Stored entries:
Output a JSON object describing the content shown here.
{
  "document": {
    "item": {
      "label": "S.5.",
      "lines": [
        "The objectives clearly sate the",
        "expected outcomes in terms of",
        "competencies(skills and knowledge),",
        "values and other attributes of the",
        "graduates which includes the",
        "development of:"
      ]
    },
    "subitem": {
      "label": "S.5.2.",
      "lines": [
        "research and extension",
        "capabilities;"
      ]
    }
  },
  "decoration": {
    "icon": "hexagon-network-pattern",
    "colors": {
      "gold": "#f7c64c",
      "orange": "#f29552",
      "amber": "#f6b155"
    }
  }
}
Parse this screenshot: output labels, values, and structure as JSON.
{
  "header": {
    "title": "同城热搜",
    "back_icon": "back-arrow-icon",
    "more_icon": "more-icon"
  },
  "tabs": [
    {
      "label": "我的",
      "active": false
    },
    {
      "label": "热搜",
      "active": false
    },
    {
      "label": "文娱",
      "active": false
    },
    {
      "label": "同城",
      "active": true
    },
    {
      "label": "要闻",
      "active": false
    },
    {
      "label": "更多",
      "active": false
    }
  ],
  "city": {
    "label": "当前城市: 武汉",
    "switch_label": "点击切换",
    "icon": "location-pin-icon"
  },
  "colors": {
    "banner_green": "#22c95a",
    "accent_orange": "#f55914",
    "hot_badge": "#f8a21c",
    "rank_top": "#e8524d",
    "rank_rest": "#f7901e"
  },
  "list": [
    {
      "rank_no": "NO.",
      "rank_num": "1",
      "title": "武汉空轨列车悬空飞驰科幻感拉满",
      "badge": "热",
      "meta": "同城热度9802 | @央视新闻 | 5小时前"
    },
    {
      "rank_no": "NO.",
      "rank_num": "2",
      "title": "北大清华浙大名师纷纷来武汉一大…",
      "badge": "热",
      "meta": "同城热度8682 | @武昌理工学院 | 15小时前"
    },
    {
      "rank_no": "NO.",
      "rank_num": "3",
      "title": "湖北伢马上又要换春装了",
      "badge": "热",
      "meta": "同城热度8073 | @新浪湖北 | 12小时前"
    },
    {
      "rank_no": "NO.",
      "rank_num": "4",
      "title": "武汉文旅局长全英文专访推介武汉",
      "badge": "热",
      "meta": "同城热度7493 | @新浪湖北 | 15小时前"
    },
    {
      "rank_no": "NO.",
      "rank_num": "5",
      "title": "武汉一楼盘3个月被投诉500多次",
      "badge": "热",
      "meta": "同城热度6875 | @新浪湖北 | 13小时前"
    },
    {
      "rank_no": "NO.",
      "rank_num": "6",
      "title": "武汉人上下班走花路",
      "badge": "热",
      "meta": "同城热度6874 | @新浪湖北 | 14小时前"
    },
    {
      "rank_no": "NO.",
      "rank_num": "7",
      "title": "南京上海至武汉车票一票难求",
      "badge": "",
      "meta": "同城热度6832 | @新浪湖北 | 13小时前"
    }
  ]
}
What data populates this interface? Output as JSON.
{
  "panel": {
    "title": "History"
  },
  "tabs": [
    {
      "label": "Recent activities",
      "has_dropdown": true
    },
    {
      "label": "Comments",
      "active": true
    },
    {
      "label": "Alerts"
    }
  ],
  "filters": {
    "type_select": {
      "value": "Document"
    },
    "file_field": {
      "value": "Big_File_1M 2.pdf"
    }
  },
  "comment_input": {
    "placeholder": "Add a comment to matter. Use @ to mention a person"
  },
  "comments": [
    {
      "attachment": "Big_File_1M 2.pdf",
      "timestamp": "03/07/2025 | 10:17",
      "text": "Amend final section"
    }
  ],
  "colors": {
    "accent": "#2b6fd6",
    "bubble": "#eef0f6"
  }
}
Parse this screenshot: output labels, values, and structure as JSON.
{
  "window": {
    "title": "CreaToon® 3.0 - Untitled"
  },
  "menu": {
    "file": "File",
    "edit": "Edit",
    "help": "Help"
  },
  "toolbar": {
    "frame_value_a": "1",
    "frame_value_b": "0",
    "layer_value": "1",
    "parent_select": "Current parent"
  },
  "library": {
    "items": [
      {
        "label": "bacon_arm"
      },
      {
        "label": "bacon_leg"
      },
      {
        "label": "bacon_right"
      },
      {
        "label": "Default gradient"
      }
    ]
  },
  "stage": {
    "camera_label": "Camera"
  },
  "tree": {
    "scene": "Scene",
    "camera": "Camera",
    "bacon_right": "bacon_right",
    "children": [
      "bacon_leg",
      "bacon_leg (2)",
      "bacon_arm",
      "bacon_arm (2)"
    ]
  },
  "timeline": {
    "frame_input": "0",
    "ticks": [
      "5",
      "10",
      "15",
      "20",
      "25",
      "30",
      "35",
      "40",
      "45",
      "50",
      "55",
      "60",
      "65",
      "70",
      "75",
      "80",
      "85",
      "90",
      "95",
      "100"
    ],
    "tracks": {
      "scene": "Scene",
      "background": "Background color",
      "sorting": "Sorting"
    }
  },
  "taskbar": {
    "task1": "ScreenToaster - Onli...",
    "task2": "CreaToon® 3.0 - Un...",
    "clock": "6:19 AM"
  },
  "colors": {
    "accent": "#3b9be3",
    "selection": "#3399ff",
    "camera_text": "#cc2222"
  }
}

Exercise directions: Extract each entry in full, exactly as given.

Output of the exercise:
Output a JSON object describing the content shown here.
{
  "document": {
    "item": {
      "label": "S.5.",
      "lines": [
        "The objectives clearly sate the",
        "expected outcomes in terms of",
        "competencies(skills and knowledge),",
        "values and other attributes of the",
        "graduates which includes the",
        "development of:"
      ]
    },
    "subitem": {
      "label": "S.5.2.",
      "lines": [
        "research and extension",
        "capabilities;"
      ]
    }
  },
  "decoration": {
    "icon": "hexagon-network-pattern",
    "colors": {
      "gold": "#f7c64c",
      "orange": "#f29552",
      "amber": "#f6b155"
    }
  }
}
Parse this screenshot: output labels, values, and structure as JSON.
{
  "header": {
    "title": "同城热搜",
    "back_icon": "back-arrow-icon",
    "more_icon": "more-icon"
  },
  "tabs": [
    {
      "label": "我的",
      "active": false
    },
    {
      "label": "热搜",
      "active": false
    },
    {
      "label": "文娱",
      "active": false
    },
    {
      "label": "同城",
      "active": true
    },
    {
      "label": "要闻",
      "active": false
    },
    {
      "label": "更多",
      "active": false
    }
  ],
  "city": {
    "label": "当前城市: 武汉",
    "switch_label": "点击切换",
    "icon": "location-pin-icon"
  },
  "colors": {
    "banner_green": "#22c95a",
    "accent_orange": "#f55914",
    "hot_badge": "#f8a21c",
    "rank_top": "#e8524d",
    "rank_rest": "#f7901e"
  },
  "list": [
    {
      "rank_no": "NO.",
      "rank_num": "1",
      "title": "武汉空轨列车悬空飞驰科幻感拉满",
      "badge": "热",
      "meta": "同城热度9802 | @央视新闻 | 5小时前"
    },
    {
      "rank_no": "NO.",
      "rank_num": "2",
      "title": "北大清华浙大名师纷纷来武汉一大…",
      "badge": "热",
      "meta": "同城热度8682 | @武昌理工学院 | 15小时前"
    },
    {
      "rank_no": "NO.",
      "rank_num": "3",
      "title": "湖北伢马上又要换春装了",
      "badge": "热",
      "meta": "同城热度8073 | @新浪湖北 | 12小时前"
    },
    {
      "rank_no": "NO.",
      "rank_num": "4",
      "title": "武汉文旅局长全英文专访推介武汉",
      "badge": "热",
      "meta": "同城热度7493 | @新浪湖北 | 15小时前"
    },
    {
      "rank_no": "NO.",
      "rank_num": "5",
      "title": "武汉一楼盘3个月被投诉500多次",
      "badge": "热",
      "meta": "同城热度6875 | @新浪湖北 | 13小时前"
    },
    {
      "rank_no": "NO.",
      "rank_num": "6",
      "title": "武汉人上下班走花路",
      "badge": "热",
      "meta": "同城热度6874 | @新浪湖北 | 14小时前"
    },
    {
      "rank_no": "NO.",
      "rank_num": "7",
      "title": "南京上海至武汉车票一票难求",
      "badge": "",
      "meta": "同城热度6832 | @新浪湖北 | 13小时前"
    }
  ]
}
What data populates this interface? Output as JSON.
{
  "panel": {
    "title": "History"
  },
  "tabs": [
    {
      "label": "Recent activities",
      "has_dropdown": true
    },
    {
      "label": "Comments",
      "active": true
    },
    {
      "label": "Alerts"
    }
  ],
  "filters": {
    "type_select": {
      "value": "Document"
    },
    "file_field": {
      "value": "Big_File_1M 2.pdf"
    }
  },
  "comment_input": {
    "placeholder": "Add a comment to matter. Use @ to mention a person"
  },
  "comments": [
    {
      "attachment": "Big_File_1M 2.pdf",
      "timestamp": "03/07/2025 | 10:17",
      "text": "Amend final section"
    }
  ],
  "colors": {
    "accent": "#2b6fd6",
    "bubble": "#eef0f6"
  }
}
Parse this screenshot: output labels, values, and structure as JSON.
{
  "window": {
    "title": "CreaToon® 3.0 - Untitled"
  },
  "menu": {
    "file": "File",
    "edit": "Edit",
    "help": "Help"
  },
  "toolbar": {
    "frame_value_a": "1",
    "frame_value_b": "0",
    "layer_value": "1",
    "parent_select": "Current parent"
  },
  "library": {
    "items": [
      {
        "label": "bacon_arm"
      },
      {
        "label": "bacon_leg"
      },
      {
        "label": "bacon_right"
      },
      {
        "label": "Default gradient"
      }
    ]
  },
  "stage": {
    "camera_label": "Camera"
  },
  "tree": {
    "scene": "Scene",
    "camera": "Camera",
    "bacon_right": "bacon_right",
    "children": [
      "bacon_leg",
      "bacon_leg (2)",
      "bacon_arm",
      "bacon_arm (2)"
    ]
  },
  "timeline": {
    "frame_input": "0",
    "ticks": [
      "5",
      "10",
      "15",
      "20",
      "25",
      "30",
      "35",
      "40",
      "45",
      "50",
      "55",
      "60",
      "65",
      "70",
      "75",
      "80",
      "85",
      "90",
      "95",
      "100"
    ],
    "tracks": {
      "scene": "Scene",
      "background": "Background color",
      "sorting": "Sorting"
    }
  },
  "taskbar": {
    "task1": "ScreenToaster - Onli...",
    "task2": "CreaToon® 3.0 - Un...",
    "clock": "6:19 AM"
  },
  "colors": {
    "accent": "#3b9be3",
    "selection": "#3399ff",
    "camera_text": "#cc2222"
  }
}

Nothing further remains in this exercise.